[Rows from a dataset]

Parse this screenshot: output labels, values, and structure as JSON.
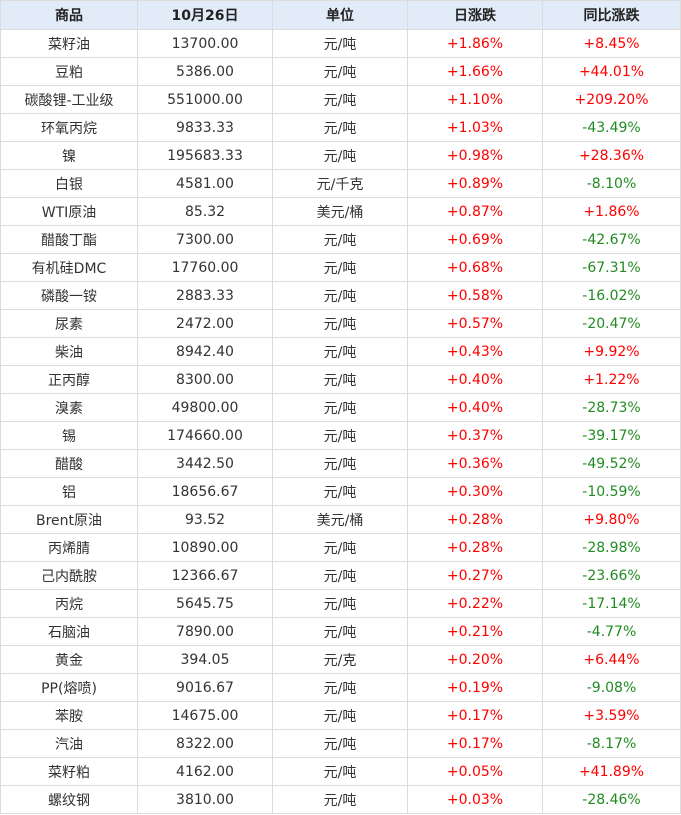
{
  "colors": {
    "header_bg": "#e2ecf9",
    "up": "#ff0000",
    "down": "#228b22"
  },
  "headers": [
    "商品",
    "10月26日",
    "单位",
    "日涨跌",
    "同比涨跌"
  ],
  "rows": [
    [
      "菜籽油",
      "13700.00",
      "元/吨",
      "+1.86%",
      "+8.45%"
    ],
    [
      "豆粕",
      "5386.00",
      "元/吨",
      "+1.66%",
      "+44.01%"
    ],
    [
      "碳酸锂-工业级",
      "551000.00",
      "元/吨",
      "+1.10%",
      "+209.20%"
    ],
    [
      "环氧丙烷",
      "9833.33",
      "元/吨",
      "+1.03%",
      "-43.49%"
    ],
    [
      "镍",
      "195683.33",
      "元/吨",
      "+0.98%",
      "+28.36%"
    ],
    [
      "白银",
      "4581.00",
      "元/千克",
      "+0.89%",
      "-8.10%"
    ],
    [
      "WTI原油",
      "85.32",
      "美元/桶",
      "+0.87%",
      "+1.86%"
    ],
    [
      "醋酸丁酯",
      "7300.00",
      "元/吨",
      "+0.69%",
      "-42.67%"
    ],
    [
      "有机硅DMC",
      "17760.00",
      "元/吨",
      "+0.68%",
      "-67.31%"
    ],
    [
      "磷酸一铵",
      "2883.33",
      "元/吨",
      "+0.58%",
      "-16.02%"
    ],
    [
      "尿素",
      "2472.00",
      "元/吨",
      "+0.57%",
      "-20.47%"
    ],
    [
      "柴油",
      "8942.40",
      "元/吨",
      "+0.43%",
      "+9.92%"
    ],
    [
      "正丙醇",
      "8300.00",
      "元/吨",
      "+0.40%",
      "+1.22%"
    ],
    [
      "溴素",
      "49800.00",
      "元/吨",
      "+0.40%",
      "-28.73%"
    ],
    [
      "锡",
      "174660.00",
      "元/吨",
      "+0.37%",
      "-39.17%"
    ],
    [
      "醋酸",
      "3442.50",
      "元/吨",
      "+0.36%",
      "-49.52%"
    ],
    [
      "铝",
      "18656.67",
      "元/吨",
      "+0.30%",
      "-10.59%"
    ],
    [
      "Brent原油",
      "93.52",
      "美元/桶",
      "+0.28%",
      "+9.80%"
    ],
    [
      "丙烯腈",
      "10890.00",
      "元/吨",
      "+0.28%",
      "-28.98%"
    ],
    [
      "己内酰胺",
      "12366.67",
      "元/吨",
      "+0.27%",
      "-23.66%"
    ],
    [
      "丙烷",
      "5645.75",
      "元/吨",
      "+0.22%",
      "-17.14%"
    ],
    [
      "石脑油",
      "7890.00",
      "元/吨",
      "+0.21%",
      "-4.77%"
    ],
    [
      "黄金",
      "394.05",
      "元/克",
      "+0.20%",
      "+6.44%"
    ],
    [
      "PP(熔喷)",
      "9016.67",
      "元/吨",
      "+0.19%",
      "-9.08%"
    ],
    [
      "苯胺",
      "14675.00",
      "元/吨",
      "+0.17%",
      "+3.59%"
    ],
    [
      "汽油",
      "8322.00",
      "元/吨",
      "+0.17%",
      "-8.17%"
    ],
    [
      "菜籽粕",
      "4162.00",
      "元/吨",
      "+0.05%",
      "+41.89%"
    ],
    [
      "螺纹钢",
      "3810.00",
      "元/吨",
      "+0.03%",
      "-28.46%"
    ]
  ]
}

### WHAT IS REQUIRED:
Make an exact copy of all the material, but keep the pictures out of it.

### SOLUTION:
Parse this screenshot: output labels, values, and structure as JSON.
{
  "colors": {
    "header_bg": "#e2ecf9",
    "up": "#ff0000",
    "down": "#228b22"
  },
  "headers": [
    "商品",
    "10月26日",
    "单位",
    "日涨跌",
    "同比涨跌"
  ],
  "rows": [
    [
      "菜籽油",
      "13700.00",
      "元/吨",
      "+1.86%",
      "+8.45%"
    ],
    [
      "豆粕",
      "5386.00",
      "元/吨",
      "+1.66%",
      "+44.01%"
    ],
    [
      "碳酸锂-工业级",
      "551000.00",
      "元/吨",
      "+1.10%",
      "+209.20%"
    ],
    [
      "环氧丙烷",
      "9833.33",
      "元/吨",
      "+1.03%",
      "-43.49%"
    ],
    [
      "镍",
      "195683.33",
      "元/吨",
      "+0.98%",
      "+28.36%"
    ],
    [
      "白银",
      "4581.00",
      "元/千克",
      "+0.89%",
      "-8.10%"
    ],
    [
      "WTI原油",
      "85.32",
      "美元/桶",
      "+0.87%",
      "+1.86%"
    ],
    [
      "醋酸丁酯",
      "7300.00",
      "元/吨",
      "+0.69%",
      "-42.67%"
    ],
    [
      "有机硅DMC",
      "17760.00",
      "元/吨",
      "+0.68%",
      "-67.31%"
    ],
    [
      "磷酸一铵",
      "2883.33",
      "元/吨",
      "+0.58%",
      "-16.02%"
    ],
    [
      "尿素",
      "2472.00",
      "元/吨",
      "+0.57%",
      "-20.47%"
    ],
    [
      "柴油",
      "8942.40",
      "元/吨",
      "+0.43%",
      "+9.92%"
    ],
    [
      "正丙醇",
      "8300.00",
      "元/吨",
      "+0.40%",
      "+1.22%"
    ],
    [
      "溴素",
      "49800.00",
      "元/吨",
      "+0.40%",
      "-28.73%"
    ],
    [
      "锡",
      "174660.00",
      "元/吨",
      "+0.37%",
      "-39.17%"
    ],
    [
      "醋酸",
      "3442.50",
      "元/吨",
      "+0.36%",
      "-49.52%"
    ],
    [
      "铝",
      "18656.67",
      "元/吨",
      "+0.30%",
      "-10.59%"
    ],
    [
      "Brent原油",
      "93.52",
      "美元/桶",
      "+0.28%",
      "+9.80%"
    ],
    [
      "丙烯腈",
      "10890.00",
      "元/吨",
      "+0.28%",
      "-28.98%"
    ],
    [
      "己内酰胺",
      "12366.67",
      "元/吨",
      "+0.27%",
      "-23.66%"
    ],
    [
      "丙烷",
      "5645.75",
      "元/吨",
      "+0.22%",
      "-17.14%"
    ],
    [
      "石脑油",
      "7890.00",
      "元/吨",
      "+0.21%",
      "-4.77%"
    ],
    [
      "黄金",
      "394.05",
      "元/克",
      "+0.20%",
      "+6.44%"
    ],
    [
      "PP(熔喷)",
      "9016.67",
      "元/吨",
      "+0.19%",
      "-9.08%"
    ],
    [
      "苯胺",
      "14675.00",
      "元/吨",
      "+0.17%",
      "+3.59%"
    ],
    [
      "汽油",
      "8322.00",
      "元/吨",
      "+0.17%",
      "-8.17%"
    ],
    [
      "菜籽粕",
      "4162.00",
      "元/吨",
      "+0.05%",
      "+41.89%"
    ],
    [
      "螺纹钢",
      "3810.00",
      "元/吨",
      "+0.03%",
      "-28.46%"
    ]
  ]
}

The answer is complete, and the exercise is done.